• Instructions to follow:
Only the lines from the one containing "Transcribe this chart's" through the final line of the material below should be output, exactly as they stand.

• Records shown:
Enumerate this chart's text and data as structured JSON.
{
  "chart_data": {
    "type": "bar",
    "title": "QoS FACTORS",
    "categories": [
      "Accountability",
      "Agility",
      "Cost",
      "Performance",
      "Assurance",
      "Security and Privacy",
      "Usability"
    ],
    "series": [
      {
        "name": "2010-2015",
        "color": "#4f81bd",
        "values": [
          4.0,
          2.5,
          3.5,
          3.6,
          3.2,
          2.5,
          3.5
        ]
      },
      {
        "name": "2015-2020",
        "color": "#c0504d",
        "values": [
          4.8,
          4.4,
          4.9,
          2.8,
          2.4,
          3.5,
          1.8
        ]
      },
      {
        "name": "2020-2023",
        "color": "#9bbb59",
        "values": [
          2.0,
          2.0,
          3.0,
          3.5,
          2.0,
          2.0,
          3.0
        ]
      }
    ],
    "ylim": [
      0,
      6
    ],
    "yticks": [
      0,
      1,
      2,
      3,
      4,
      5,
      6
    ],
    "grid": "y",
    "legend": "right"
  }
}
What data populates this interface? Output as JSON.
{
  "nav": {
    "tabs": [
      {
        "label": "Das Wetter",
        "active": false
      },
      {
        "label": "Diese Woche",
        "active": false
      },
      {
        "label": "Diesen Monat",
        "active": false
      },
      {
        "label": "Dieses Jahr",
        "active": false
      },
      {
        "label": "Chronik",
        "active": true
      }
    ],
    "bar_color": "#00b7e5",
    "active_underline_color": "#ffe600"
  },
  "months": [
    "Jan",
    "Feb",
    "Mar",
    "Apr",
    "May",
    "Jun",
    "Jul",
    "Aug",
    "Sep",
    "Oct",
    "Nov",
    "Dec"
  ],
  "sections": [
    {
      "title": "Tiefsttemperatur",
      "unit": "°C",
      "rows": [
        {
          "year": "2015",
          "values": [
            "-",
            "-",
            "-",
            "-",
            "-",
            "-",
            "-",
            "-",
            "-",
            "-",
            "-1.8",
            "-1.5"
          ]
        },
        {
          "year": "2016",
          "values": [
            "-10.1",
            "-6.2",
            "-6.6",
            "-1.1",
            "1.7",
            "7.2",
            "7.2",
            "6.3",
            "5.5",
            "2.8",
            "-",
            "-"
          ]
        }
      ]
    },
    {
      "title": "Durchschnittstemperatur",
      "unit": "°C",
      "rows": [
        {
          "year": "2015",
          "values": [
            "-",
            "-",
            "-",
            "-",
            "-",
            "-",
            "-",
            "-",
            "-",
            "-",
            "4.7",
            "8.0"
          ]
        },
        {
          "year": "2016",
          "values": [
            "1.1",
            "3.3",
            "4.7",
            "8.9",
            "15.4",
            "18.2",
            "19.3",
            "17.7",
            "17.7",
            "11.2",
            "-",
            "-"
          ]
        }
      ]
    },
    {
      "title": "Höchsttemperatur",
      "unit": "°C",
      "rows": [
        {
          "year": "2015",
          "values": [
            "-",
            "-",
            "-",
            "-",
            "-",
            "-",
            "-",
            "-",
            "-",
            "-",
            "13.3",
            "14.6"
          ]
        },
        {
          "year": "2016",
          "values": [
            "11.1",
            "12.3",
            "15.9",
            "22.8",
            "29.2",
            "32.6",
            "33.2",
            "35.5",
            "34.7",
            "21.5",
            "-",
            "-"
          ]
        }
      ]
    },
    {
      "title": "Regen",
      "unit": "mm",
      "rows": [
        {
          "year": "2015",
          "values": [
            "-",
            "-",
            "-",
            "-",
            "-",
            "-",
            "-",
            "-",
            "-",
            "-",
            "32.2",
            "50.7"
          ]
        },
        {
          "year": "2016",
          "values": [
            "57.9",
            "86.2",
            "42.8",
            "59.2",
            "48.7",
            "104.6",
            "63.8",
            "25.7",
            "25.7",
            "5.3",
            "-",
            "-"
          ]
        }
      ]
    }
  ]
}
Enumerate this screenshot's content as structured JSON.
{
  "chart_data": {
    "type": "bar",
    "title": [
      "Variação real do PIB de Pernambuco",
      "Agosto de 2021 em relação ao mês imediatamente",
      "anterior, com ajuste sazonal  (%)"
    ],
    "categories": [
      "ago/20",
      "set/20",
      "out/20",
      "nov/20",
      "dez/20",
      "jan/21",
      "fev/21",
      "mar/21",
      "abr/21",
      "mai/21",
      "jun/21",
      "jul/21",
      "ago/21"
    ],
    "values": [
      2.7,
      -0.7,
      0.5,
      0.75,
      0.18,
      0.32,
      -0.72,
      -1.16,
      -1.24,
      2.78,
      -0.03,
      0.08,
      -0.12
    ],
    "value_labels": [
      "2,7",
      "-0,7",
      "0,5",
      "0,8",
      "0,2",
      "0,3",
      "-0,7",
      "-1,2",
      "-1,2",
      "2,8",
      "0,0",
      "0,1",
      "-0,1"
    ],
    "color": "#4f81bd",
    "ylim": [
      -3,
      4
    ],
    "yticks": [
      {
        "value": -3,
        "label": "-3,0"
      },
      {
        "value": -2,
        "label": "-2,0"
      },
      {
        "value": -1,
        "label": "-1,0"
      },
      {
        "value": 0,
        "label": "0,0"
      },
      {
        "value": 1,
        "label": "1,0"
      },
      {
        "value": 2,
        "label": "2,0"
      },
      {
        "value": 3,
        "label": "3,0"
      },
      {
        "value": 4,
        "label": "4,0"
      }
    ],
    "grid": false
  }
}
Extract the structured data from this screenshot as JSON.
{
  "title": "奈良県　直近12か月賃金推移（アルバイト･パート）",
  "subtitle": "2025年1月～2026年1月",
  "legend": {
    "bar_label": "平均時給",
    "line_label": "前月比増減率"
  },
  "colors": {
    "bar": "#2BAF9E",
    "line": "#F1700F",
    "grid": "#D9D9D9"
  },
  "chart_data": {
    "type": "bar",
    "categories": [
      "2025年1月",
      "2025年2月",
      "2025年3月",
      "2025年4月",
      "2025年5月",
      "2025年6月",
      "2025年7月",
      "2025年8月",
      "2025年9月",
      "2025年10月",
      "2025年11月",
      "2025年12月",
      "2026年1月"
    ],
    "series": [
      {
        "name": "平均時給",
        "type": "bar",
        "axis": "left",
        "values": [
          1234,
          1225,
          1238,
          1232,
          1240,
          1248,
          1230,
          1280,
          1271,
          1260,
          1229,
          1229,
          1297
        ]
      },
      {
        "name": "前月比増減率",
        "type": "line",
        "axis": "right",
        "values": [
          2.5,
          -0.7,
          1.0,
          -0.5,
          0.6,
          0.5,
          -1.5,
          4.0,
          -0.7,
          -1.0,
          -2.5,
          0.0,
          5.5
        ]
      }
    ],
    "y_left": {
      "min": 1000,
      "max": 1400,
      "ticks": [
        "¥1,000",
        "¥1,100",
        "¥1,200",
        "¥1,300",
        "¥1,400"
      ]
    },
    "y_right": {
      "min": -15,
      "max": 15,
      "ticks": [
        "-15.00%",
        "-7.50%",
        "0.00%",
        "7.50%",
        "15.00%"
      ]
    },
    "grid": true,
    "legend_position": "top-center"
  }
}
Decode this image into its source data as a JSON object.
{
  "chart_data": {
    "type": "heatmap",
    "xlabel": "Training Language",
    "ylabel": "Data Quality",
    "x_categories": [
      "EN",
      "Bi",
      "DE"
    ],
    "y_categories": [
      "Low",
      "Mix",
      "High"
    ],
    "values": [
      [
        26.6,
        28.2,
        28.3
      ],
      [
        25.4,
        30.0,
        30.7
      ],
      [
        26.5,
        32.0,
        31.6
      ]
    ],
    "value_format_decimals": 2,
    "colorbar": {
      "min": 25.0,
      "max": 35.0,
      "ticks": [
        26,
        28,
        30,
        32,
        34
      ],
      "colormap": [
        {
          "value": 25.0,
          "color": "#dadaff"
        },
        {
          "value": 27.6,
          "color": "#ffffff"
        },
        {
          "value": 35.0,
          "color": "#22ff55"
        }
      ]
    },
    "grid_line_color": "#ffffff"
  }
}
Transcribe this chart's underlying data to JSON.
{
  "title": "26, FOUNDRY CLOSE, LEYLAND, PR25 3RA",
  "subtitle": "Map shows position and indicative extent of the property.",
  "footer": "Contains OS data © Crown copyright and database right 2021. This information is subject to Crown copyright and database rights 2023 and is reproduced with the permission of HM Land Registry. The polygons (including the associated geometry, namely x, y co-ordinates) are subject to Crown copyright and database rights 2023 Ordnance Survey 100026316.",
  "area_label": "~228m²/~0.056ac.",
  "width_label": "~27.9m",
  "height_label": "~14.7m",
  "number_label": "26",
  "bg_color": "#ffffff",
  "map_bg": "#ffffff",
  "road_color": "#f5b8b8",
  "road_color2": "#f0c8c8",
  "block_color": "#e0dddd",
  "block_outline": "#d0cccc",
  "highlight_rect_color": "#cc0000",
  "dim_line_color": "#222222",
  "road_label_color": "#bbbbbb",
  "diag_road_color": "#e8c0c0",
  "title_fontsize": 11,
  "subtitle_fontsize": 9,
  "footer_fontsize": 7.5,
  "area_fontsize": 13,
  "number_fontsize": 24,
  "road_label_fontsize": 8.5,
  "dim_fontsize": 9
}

• Written answer:
Transcribe this chart's underlying data to JSON.
{
  "title": "26, FOUNDRY CLOSE, LEYLAND, PR25 3RA",
  "subtitle": "Map shows position and indicative extent of the property.",
  "footer": "Contains OS data © Crown copyright and database right 2021. This information is subject to Crown copyright and database rights 2023 and is reproduced with the permission of HM Land Registry. The polygons (including the associated geometry, namely x, y co-ordinates) are subject to Crown copyright and database rights 2023 Ordnance Survey 100026316.",
  "area_label": "~228m²/~0.056ac.",
  "width_label": "~27.9m",
  "height_label": "~14.7m",
  "number_label": "26",
  "bg_color": "#ffffff",
  "map_bg": "#ffffff",
  "road_color": "#f5b8b8",
  "road_color2": "#f0c8c8",
  "block_color": "#e0dddd",
  "block_outline": "#d0cccc",
  "highlight_rect_color": "#cc0000",
  "dim_line_color": "#222222",
  "road_label_color": "#bbbbbb",
  "diag_road_color": "#e8c0c0",
  "title_fontsize": 11,
  "subtitle_fontsize": 9,
  "footer_fontsize": 7.5,
  "area_fontsize": 13,
  "number_fontsize": 24,
  "road_label_fontsize": 8.5,
  "dim_fontsize": 9
}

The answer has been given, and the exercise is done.